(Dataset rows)
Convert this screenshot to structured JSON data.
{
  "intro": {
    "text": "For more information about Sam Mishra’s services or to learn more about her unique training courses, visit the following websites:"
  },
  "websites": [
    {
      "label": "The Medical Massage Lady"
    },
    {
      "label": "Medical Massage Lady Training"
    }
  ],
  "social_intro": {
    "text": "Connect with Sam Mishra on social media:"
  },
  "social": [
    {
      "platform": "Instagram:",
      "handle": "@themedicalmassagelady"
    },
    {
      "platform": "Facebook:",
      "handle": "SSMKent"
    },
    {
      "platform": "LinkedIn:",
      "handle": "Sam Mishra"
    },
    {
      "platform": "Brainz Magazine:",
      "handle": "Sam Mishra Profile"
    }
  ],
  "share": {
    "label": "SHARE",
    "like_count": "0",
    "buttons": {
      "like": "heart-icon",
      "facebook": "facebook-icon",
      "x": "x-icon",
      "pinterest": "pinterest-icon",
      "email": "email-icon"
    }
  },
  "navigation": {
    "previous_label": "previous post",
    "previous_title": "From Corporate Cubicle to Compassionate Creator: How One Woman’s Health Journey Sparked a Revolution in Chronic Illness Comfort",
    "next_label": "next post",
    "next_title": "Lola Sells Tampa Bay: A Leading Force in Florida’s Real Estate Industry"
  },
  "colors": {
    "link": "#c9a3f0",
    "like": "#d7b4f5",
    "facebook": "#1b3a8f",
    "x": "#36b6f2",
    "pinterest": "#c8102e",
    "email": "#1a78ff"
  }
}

> **What to do**: Print all the data exactly.

> **Exercise answer**:
Convert this screenshot to structured JSON data.
{
  "intro": {
    "text": "For more information about Sam Mishra’s services or to learn more about her unique training courses, visit the following websites:"
  },
  "websites": [
    {
      "label": "The Medical Massage Lady"
    },
    {
      "label": "Medical Massage Lady Training"
    }
  ],
  "social_intro": {
    "text": "Connect with Sam Mishra on social media:"
  },
  "social": [
    {
      "platform": "Instagram:",
      "handle": "@themedicalmassagelady"
    },
    {
      "platform": "Facebook:",
      "handle": "SSMKent"
    },
    {
      "platform": "LinkedIn:",
      "handle": "Sam Mishra"
    },
    {
      "platform": "Brainz Magazine:",
      "handle": "Sam Mishra Profile"
    }
  ],
  "share": {
    "label": "SHARE",
    "like_count": "0",
    "buttons": {
      "like": "heart-icon",
      "facebook": "facebook-icon",
      "x": "x-icon",
      "pinterest": "pinterest-icon",
      "email": "email-icon"
    }
  },
  "navigation": {
    "previous_label": "previous post",
    "previous_title": "From Corporate Cubicle to Compassionate Creator: How One Woman’s Health Journey Sparked a Revolution in Chronic Illness Comfort",
    "next_label": "next post",
    "next_title": "Lola Sells Tampa Bay: A Leading Force in Florida’s Real Estate Industry"
  },
  "colors": {
    "link": "#c9a3f0",
    "like": "#d7b4f5",
    "facebook": "#1b3a8f",
    "x": "#36b6f2",
    "pinterest": "#c8102e",
    "email": "#1a78ff"
  }
}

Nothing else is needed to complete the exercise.